#### A block of data:
☆ ☆ ☆ ☆ ☆

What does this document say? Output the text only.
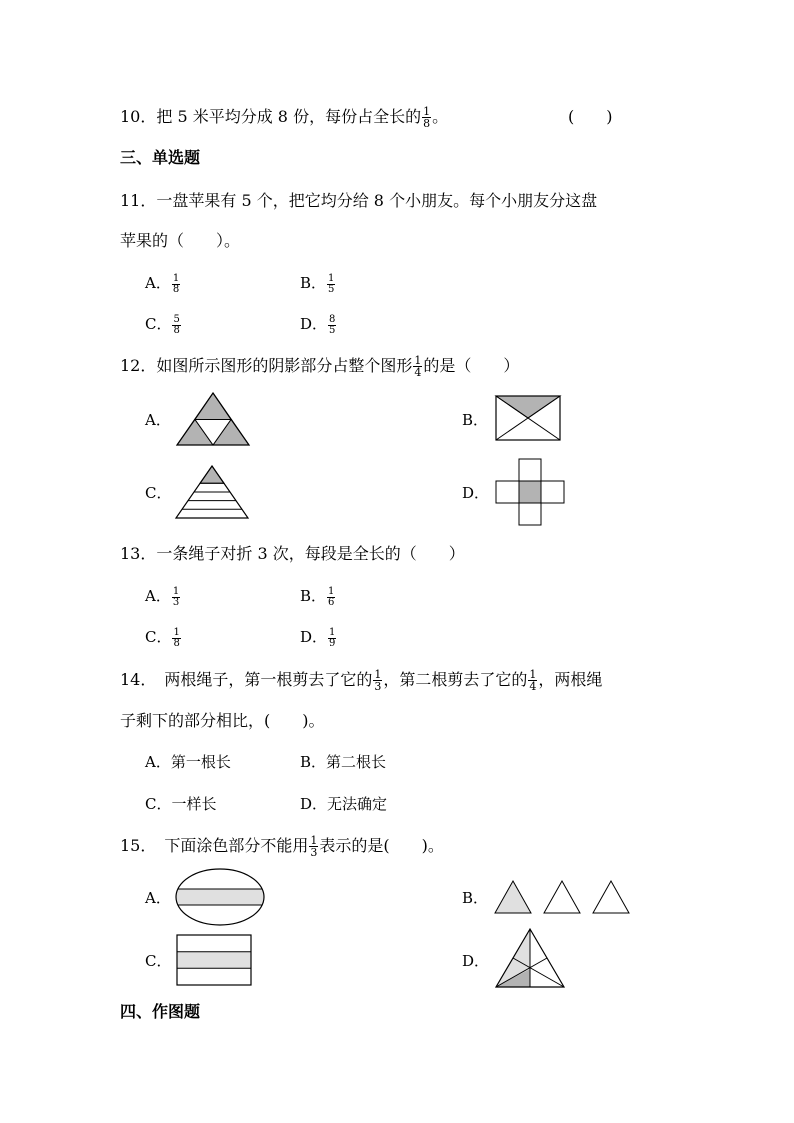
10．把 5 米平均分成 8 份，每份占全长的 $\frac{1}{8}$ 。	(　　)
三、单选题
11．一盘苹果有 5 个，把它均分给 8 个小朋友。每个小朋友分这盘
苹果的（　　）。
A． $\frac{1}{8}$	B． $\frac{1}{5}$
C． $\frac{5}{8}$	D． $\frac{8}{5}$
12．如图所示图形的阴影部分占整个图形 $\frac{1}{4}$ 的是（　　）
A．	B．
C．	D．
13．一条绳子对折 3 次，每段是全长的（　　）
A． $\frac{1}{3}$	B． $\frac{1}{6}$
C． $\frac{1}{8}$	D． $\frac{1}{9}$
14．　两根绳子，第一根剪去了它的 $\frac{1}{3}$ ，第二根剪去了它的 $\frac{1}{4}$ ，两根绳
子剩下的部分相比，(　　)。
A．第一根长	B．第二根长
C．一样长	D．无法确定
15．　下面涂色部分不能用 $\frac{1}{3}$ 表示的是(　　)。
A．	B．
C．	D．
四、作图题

☆ ☆ ☆ ☆ ☆

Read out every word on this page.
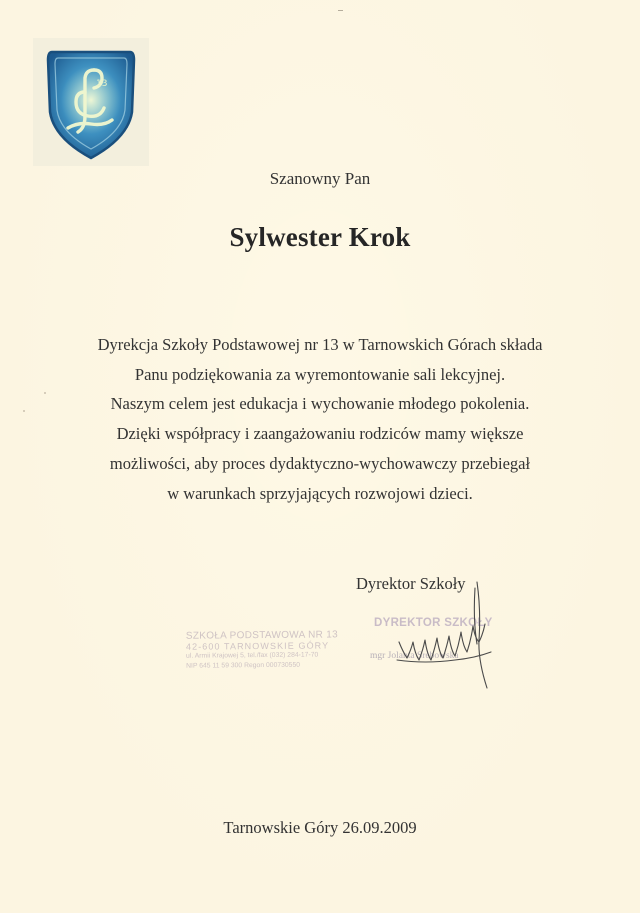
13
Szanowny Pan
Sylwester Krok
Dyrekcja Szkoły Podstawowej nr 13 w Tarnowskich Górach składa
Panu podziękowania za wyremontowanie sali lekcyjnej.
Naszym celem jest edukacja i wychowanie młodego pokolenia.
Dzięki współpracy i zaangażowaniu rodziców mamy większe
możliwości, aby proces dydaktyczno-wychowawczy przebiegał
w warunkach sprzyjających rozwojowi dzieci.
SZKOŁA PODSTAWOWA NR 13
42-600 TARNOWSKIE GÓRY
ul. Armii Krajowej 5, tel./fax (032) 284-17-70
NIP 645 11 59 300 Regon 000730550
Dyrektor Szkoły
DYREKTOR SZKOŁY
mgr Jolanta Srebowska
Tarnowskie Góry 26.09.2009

☆ ☆ ☆ ☆ ☆

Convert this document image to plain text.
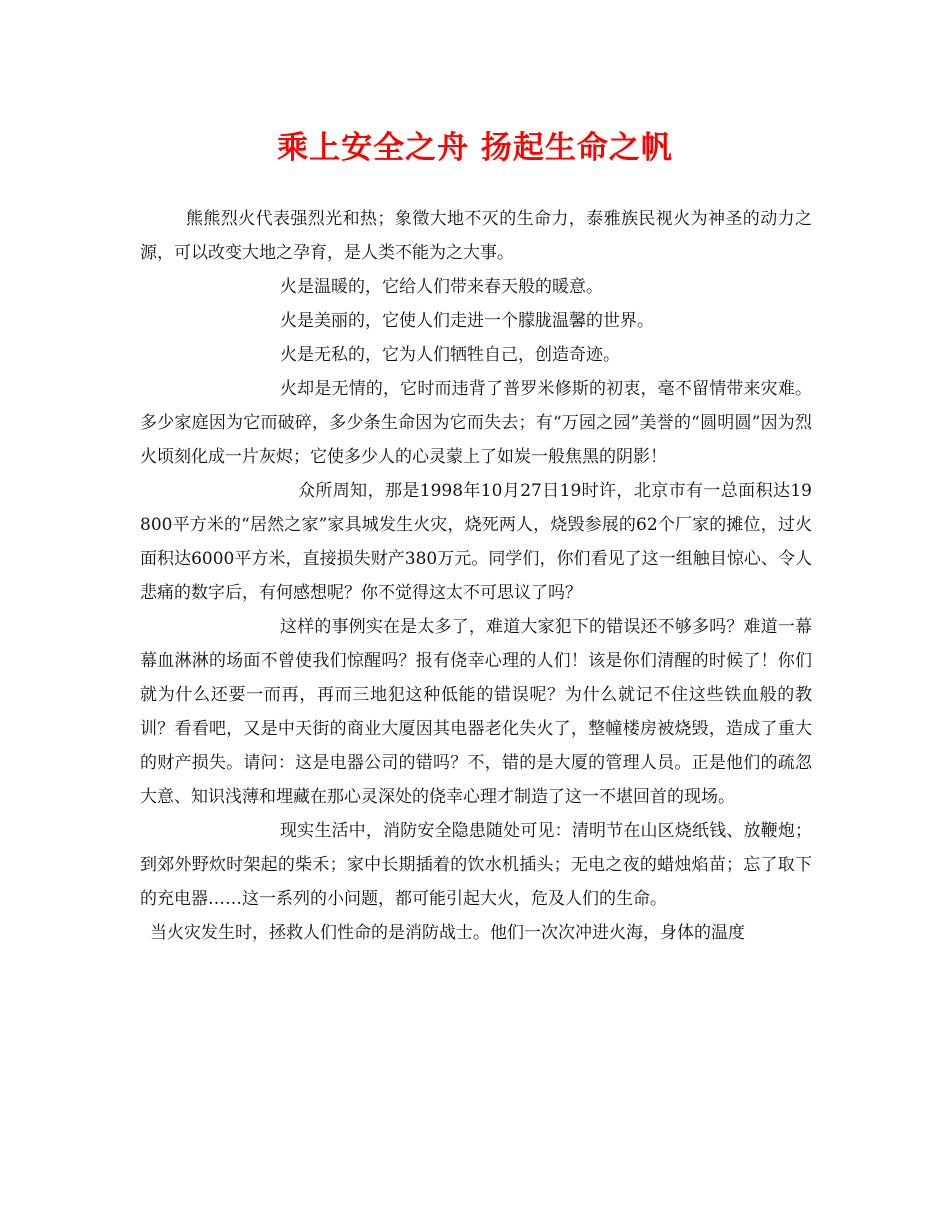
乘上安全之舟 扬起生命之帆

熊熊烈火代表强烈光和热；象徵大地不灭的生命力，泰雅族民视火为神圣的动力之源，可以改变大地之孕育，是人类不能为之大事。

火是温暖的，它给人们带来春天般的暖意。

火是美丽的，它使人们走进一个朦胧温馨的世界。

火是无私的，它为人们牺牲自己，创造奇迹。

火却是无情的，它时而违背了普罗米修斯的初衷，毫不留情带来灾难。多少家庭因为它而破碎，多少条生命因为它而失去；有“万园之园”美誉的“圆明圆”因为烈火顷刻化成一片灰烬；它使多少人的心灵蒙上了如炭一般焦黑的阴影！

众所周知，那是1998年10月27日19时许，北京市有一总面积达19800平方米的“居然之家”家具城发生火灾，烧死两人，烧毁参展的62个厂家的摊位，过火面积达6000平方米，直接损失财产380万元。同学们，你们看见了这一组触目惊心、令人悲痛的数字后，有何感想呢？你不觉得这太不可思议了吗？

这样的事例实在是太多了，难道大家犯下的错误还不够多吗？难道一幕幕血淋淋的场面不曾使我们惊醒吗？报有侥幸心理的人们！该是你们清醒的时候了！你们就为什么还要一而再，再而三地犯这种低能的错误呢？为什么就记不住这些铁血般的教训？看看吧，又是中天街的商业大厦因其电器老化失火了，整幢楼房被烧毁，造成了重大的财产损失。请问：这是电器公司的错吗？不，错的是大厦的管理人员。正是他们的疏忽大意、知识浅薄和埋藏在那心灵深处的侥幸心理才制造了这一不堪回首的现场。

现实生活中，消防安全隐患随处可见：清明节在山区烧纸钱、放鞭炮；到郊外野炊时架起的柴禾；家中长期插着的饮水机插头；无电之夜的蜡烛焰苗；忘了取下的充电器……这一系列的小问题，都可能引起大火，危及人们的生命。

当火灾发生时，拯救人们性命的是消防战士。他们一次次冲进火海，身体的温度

☆ ☆ ☆ ☆ ☆

#### Work to be completed:
Compute how many lines include the string "frac", then give that number by itself.

#### Expected output:
8